## Task
Please write out the part of the listing that runs from its first line through the line containing "auto-follow-label: Auto Follow", including both ends.

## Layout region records

= = = = =

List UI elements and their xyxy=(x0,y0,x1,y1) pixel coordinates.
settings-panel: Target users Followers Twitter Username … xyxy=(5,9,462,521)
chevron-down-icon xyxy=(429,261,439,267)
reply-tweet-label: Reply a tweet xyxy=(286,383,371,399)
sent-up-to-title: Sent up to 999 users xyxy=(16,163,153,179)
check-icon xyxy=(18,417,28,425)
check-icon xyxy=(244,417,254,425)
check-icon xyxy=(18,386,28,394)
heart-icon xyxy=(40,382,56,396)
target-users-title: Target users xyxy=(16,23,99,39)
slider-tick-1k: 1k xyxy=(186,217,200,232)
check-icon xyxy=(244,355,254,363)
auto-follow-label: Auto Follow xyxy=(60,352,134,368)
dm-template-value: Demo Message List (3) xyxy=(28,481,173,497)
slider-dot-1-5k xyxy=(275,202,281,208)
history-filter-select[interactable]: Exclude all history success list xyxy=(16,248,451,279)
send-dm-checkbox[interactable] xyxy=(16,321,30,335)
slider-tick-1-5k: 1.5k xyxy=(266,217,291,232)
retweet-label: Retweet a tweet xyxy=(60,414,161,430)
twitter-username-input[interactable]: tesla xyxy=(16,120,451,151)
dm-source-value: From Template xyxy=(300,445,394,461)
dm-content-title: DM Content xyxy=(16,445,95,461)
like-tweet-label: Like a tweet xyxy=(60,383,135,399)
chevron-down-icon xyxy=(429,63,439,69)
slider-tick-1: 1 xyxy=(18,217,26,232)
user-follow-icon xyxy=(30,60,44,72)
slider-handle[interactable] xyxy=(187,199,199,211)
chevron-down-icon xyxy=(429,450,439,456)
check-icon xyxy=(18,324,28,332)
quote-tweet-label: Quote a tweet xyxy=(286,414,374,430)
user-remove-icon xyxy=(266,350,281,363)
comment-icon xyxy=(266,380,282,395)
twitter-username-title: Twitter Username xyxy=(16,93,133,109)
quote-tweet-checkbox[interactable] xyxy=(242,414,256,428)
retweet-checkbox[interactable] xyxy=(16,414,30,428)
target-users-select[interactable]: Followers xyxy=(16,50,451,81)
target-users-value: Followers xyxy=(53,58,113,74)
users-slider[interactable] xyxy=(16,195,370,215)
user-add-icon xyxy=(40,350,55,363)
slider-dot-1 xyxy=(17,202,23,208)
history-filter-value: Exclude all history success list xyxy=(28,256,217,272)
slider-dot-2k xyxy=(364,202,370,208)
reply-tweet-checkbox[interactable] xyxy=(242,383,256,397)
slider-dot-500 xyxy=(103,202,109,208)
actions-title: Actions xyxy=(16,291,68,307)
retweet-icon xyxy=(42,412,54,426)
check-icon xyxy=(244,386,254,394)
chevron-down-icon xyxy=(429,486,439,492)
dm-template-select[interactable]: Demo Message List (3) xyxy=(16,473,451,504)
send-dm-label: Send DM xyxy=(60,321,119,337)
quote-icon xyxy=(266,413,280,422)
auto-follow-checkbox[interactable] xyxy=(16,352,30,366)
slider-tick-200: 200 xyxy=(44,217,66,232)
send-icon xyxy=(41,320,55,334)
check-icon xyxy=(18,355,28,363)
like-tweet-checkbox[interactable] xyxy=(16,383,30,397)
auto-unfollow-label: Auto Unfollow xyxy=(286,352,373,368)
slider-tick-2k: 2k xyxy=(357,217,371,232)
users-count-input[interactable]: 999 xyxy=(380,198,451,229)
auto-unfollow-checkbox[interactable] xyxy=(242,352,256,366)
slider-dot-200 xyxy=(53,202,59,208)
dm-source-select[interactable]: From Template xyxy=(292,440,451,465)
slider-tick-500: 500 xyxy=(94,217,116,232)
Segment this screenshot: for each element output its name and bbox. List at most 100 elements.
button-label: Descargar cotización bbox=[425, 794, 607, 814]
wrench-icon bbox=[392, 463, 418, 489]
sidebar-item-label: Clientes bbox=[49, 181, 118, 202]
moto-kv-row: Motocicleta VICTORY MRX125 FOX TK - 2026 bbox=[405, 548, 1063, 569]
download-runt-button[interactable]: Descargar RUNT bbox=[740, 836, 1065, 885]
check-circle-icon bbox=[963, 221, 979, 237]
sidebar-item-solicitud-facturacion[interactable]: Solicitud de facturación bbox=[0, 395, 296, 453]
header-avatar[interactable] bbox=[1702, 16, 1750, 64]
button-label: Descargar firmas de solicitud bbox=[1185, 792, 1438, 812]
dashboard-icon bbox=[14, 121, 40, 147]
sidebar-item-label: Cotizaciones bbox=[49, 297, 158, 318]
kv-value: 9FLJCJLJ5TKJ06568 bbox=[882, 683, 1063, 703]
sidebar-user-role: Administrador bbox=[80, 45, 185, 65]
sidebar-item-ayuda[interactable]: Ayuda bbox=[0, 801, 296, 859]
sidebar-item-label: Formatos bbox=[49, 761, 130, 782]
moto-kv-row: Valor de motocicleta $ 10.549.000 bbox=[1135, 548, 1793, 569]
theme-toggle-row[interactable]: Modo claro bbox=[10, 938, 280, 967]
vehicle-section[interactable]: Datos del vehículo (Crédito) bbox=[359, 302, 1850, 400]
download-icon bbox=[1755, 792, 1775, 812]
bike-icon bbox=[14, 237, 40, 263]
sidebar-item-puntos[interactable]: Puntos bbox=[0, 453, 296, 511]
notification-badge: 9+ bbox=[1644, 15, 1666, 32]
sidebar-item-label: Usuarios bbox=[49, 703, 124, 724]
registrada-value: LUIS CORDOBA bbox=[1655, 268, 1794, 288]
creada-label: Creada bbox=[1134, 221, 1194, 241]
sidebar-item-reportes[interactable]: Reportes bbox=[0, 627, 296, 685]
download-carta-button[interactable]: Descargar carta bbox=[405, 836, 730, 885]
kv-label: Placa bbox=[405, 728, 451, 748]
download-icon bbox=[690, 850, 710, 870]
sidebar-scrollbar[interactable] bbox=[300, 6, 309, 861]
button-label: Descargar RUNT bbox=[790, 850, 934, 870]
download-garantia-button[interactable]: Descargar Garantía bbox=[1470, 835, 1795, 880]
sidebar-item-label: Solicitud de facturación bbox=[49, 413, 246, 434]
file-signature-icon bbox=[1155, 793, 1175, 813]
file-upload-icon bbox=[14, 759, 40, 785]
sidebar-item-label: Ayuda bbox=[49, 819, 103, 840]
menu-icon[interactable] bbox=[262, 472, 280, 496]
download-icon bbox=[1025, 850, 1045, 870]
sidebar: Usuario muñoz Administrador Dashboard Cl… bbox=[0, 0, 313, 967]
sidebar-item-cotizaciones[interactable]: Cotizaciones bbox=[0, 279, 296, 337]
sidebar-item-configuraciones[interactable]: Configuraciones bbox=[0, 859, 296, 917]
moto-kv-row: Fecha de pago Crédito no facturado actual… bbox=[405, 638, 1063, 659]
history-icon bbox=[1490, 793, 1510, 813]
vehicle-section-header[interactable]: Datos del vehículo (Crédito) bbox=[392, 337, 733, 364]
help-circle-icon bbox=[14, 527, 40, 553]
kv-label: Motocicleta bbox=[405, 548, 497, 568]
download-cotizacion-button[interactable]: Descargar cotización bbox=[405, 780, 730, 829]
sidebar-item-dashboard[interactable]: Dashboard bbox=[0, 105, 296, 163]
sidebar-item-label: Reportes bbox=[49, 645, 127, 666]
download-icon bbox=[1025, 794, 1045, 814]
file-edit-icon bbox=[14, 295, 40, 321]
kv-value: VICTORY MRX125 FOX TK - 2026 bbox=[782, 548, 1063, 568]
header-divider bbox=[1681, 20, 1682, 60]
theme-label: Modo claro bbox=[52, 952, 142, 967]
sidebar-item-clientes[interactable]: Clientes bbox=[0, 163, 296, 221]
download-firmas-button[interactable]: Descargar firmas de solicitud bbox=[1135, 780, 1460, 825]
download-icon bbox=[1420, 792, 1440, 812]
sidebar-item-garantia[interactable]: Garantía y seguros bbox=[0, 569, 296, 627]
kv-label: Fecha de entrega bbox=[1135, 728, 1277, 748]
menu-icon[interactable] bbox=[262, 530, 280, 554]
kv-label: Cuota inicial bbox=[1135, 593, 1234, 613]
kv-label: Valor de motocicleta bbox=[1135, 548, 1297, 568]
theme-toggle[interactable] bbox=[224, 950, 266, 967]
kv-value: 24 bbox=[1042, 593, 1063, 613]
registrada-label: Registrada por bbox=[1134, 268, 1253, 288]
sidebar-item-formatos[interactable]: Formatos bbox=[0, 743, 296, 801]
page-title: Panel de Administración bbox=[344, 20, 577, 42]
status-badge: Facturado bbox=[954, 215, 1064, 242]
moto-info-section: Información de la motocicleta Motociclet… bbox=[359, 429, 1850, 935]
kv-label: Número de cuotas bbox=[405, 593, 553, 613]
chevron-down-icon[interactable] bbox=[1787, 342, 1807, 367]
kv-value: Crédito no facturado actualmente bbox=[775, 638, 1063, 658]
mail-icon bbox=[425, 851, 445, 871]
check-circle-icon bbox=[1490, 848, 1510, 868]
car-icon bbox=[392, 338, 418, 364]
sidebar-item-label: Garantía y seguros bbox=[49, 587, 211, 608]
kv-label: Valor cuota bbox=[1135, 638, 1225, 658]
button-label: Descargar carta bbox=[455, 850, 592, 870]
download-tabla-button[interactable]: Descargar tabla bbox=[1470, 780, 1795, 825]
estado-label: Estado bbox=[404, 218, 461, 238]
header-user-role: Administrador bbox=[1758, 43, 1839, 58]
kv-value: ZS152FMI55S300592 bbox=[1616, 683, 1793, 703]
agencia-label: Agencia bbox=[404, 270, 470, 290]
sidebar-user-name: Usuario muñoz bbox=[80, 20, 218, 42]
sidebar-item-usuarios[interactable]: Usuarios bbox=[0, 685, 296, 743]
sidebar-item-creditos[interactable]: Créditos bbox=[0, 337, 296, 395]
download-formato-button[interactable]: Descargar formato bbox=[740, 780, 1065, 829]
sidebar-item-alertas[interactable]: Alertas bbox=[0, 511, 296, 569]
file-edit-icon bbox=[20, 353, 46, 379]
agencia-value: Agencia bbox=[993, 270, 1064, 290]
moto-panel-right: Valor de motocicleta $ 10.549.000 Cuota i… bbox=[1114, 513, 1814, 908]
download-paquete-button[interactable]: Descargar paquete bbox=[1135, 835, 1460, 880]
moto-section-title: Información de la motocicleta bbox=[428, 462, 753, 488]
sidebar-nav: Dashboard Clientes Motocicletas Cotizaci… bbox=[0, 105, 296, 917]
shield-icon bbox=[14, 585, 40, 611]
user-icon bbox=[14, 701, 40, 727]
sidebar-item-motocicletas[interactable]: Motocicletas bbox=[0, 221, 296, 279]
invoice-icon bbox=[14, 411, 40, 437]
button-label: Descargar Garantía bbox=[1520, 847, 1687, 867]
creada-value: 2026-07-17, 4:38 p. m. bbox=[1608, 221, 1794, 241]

= = = = =

## Result of this exercise
List UI elements and their xyxy=(x0,y0,x1,y1) pixel coordinates.
settings-panel: Target users Followers Twitter Username … xyxy=(5,9,462,521)
chevron-down-icon xyxy=(429,261,439,267)
reply-tweet-label: Reply a tweet xyxy=(286,383,371,399)
sent-up-to-title: Sent up to 999 users xyxy=(16,163,153,179)
check-icon xyxy=(18,417,28,425)
check-icon xyxy=(244,417,254,425)
check-icon xyxy=(18,386,28,394)
heart-icon xyxy=(40,382,56,396)
target-users-title: Target users xyxy=(16,23,99,39)
slider-tick-1k: 1k xyxy=(186,217,200,232)
check-icon xyxy=(244,355,254,363)
auto-follow-label: Auto Follow xyxy=(60,352,134,368)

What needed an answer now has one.